▶ _What you are asked to do_
Using the listing below, please gather every line containing the word "按照页码".

── Information shown

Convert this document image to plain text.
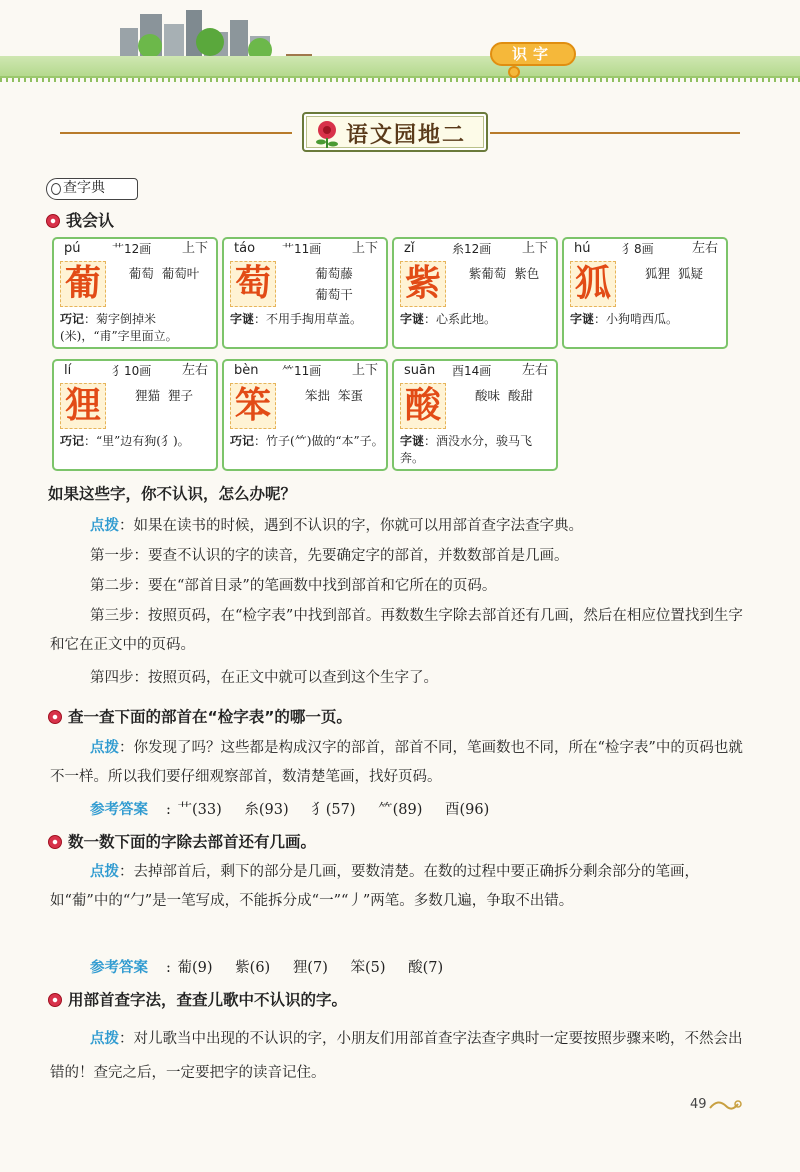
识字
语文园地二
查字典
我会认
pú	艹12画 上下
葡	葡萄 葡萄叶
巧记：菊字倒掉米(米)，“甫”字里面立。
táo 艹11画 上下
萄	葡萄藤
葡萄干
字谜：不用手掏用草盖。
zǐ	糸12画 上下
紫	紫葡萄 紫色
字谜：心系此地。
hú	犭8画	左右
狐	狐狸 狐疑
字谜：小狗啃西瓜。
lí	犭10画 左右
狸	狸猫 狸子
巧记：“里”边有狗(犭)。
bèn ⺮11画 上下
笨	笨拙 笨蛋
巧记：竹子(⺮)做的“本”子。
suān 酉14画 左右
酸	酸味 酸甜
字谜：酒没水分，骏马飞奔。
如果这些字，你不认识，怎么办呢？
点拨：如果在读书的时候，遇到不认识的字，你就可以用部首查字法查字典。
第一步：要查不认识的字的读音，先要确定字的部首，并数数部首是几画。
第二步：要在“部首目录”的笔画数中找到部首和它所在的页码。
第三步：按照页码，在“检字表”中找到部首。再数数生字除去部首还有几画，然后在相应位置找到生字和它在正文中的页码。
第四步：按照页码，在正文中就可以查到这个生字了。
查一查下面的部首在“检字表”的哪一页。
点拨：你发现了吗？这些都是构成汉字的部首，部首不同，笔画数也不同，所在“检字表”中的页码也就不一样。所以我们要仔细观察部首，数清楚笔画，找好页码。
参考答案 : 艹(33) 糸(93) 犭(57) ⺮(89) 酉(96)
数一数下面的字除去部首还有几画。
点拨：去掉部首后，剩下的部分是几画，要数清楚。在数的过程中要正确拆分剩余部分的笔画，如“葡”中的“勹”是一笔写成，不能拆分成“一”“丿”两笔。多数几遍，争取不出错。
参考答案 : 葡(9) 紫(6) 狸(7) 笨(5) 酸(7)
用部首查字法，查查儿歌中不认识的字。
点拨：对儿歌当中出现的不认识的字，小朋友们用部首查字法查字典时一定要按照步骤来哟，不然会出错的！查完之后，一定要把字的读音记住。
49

────
── Information shown

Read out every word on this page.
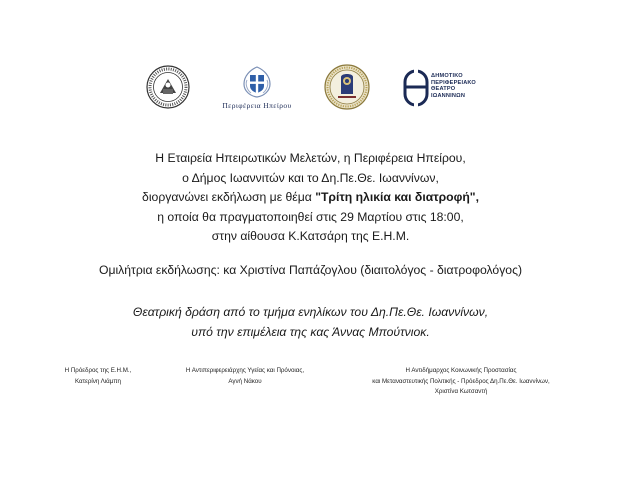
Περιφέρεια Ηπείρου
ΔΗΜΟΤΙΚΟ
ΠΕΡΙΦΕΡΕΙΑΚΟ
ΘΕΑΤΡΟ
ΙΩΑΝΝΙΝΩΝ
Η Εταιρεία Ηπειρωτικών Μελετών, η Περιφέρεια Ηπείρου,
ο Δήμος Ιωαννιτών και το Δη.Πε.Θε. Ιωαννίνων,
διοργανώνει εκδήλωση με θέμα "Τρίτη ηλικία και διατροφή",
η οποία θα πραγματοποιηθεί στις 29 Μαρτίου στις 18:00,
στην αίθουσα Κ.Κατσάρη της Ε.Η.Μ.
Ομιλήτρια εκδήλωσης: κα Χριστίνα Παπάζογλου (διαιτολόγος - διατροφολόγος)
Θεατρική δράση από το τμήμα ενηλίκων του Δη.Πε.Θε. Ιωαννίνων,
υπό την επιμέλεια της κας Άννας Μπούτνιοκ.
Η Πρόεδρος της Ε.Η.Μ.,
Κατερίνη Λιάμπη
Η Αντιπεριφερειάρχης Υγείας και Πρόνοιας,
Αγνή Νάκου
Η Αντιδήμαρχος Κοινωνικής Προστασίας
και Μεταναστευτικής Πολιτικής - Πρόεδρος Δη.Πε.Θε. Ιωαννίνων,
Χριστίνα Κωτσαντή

────
── Information shown

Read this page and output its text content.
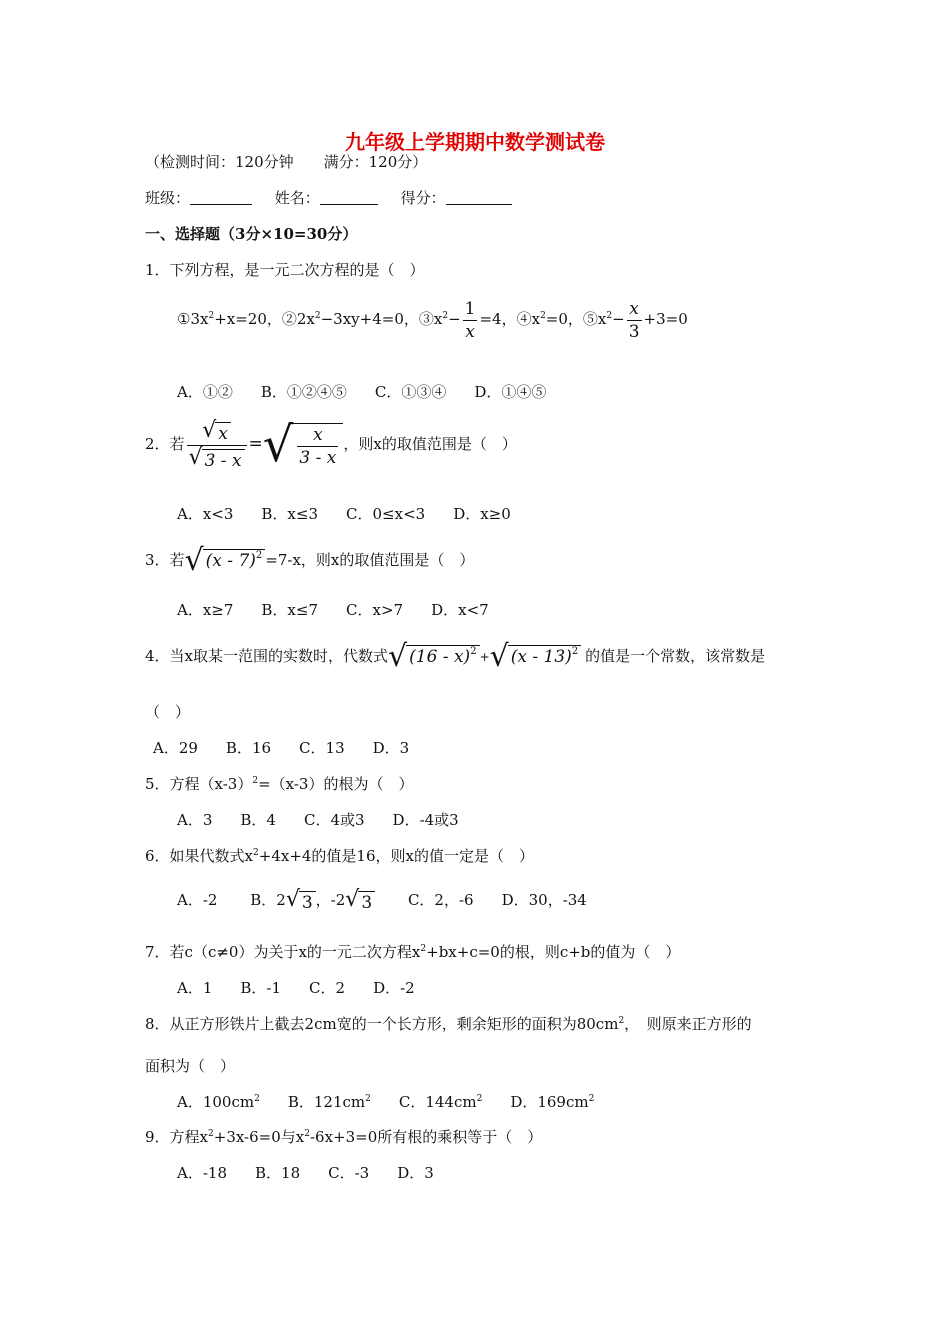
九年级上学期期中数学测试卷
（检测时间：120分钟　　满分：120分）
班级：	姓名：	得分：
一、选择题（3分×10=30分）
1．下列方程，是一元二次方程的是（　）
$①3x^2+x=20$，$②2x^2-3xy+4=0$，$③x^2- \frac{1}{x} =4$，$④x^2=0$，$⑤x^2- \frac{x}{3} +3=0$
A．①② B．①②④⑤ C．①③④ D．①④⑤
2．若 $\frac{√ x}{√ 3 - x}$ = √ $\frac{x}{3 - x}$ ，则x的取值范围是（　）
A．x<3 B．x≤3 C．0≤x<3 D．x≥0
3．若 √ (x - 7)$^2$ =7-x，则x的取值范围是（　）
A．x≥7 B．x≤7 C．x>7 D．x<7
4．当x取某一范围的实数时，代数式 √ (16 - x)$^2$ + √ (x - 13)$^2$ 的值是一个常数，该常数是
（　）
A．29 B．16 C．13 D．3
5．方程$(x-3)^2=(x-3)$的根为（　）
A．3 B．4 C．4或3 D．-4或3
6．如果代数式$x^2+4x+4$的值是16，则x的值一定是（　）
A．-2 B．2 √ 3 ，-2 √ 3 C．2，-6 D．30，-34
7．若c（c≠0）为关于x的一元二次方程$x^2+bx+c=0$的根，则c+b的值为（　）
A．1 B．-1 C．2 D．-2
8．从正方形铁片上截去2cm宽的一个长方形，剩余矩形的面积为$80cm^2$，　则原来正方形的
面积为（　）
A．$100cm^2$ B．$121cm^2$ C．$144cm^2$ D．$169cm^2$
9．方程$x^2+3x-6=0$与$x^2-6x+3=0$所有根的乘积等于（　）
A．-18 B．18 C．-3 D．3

────

▶ _The output_
第三步：按照页码，在“检字表”中找到部首。再数数生字除去部首还有几画，然后在相应位置找到生字和它在正文中的页码。
第四步：按照页码，在正文中就可以查到这个生字了。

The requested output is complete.